__Problem details__: Transcribe all the records with complete accuracy.

+===+

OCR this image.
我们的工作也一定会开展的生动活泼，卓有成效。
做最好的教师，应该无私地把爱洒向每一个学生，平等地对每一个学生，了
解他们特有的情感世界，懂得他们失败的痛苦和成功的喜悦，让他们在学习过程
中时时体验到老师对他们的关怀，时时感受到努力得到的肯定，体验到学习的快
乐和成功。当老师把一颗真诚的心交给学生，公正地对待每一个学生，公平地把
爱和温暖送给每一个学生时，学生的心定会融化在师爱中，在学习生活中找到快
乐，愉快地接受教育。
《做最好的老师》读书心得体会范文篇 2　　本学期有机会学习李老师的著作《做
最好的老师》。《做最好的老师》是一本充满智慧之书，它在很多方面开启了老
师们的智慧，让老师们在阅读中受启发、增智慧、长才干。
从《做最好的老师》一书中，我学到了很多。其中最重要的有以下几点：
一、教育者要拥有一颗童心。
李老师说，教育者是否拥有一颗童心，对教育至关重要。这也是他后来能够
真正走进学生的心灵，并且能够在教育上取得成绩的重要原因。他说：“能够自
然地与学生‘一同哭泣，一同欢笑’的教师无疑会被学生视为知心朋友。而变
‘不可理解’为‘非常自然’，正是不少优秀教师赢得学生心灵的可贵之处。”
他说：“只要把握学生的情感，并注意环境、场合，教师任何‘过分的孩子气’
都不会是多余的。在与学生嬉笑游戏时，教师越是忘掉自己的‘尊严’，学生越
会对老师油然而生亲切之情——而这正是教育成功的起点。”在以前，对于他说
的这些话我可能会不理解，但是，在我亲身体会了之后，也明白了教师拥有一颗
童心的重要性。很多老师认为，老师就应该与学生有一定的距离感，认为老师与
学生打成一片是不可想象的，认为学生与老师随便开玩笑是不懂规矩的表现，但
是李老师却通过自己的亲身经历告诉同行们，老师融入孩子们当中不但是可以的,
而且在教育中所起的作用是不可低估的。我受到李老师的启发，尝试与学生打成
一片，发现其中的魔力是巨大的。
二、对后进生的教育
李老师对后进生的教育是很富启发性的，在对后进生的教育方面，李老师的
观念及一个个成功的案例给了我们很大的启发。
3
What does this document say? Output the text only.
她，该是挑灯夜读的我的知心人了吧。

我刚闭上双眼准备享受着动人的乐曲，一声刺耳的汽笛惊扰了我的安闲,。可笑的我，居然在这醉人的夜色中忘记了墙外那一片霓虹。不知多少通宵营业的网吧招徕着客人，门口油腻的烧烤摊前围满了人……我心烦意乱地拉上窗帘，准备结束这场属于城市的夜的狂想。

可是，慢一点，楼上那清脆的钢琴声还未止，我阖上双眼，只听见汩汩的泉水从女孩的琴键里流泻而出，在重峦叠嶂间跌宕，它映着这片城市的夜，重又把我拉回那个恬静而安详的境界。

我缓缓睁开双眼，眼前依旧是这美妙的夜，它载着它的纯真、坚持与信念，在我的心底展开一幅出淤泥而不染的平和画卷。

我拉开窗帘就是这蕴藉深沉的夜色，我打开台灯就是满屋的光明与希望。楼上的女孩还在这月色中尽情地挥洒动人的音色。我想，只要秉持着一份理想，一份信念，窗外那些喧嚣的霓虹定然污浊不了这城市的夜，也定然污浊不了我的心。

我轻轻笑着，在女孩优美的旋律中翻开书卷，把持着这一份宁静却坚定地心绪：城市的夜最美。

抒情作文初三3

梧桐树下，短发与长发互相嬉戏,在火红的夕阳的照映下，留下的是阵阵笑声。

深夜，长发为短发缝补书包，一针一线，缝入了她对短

+===+

__Solution to the exercise__:
OCR this image.
我们的工作也一定会开展的生动活泼，卓有成效。
做最好的教师，应该无私地把爱洒向每一个学生，平等地对每一个学生，了
解他们特有的情感世界，懂得他们失败的痛苦和成功的喜悦，让他们在学习过程
中时时体验到老师对他们的关怀，时时感受到努力得到的肯定，体验到学习的快
乐和成功。当老师把一颗真诚的心交给学生，公正地对待每一个学生，公平地把
爱和温暖送给每一个学生时，学生的心定会融化在师爱中，在学习生活中找到快
乐，愉快地接受教育。
《做最好的老师》读书心得体会范文篇 2　　本学期有机会学习李老师的著作《做
最好的老师》。《做最好的老师》是一本充满智慧之书，它在很多方面开启了老
师们的智慧，让老师们在阅读中受启发、增智慧、长才干。
从《做最好的老师》一书中，我学到了很多。其中最重要的有以下几点：
一、教育者要拥有一颗童心。
李老师说，教育者是否拥有一颗童心，对教育至关重要。这也是他后来能够
真正走进学生的心灵，并且能够在教育上取得成绩的重要原因。他说：“能够自
然地与学生‘一同哭泣，一同欢笑’的教师无疑会被学生视为知心朋友。而变
‘不可理解’为‘非常自然’，正是不少优秀教师赢得学生心灵的可贵之处。”
他说：“只要把握学生的情感，并注意环境、场合，教师任何‘过分的孩子气’
都不会是多余的。在与学生嬉笑游戏时，教师越是忘掉自己的‘尊严’，学生越
会对老师油然而生亲切之情——而这正是教育成功的起点。”在以前，对于他说
的这些话我可能会不理解，但是，在我亲身体会了之后，也明白了教师拥有一颗
童心的重要性。很多老师认为，老师就应该与学生有一定的距离感，认为老师与
学生打成一片是不可想象的，认为学生与老师随便开玩笑是不懂规矩的表现，但
是李老师却通过自己的亲身经历告诉同行们，老师融入孩子们当中不但是可以的,
而且在教育中所起的作用是不可低估的。我受到李老师的启发，尝试与学生打成
一片，发现其中的魔力是巨大的。
二、对后进生的教育
李老师对后进生的教育是很富启发性的，在对后进生的教育方面，李老师的
观念及一个个成功的案例给了我们很大的启发。
3
What does this document say? Output the text only.
她，该是挑灯夜读的我的知心人了吧。

我刚闭上双眼准备享受着动人的乐曲，一声刺耳的汽笛惊扰了我的安闲,。可笑的我，居然在这醉人的夜色中忘记了墙外那一片霓虹。不知多少通宵营业的网吧招徕着客人，门口油腻的烧烤摊前围满了人……我心烦意乱地拉上窗帘，准备结束这场属于城市的夜的狂想。

可是，慢一点，楼上那清脆的钢琴声还未止，我阖上双眼，只听见汩汩的泉水从女孩的琴键里流泻而出，在重峦叠嶂间跌宕，它映着这片城市的夜，重又把我拉回那个恬静而安详的境界。

我缓缓睁开双眼，眼前依旧是这美妙的夜，它载着它的纯真、坚持与信念，在我的心底展开一幅出淤泥而不染的平和画卷。

我拉开窗帘就是这蕴藉深沉的夜色，我打开台灯就是满屋的光明与希望。楼上的女孩还在这月色中尽情地挥洒动人的音色。我想，只要秉持着一份理想，一份信念，窗外那些喧嚣的霓虹定然污浊不了这城市的夜，也定然污浊不了我的心。

我轻轻笑着，在女孩优美的旋律中翻开书卷，把持着这一份宁静却坚定地心绪：城市的夜最美。

抒情作文初三3

梧桐树下，短发与长发互相嬉戏,在火红的夕阳的照映下，留下的是阵阵笑声。

深夜，长发为短发缝补书包，一针一线，缝入了她对短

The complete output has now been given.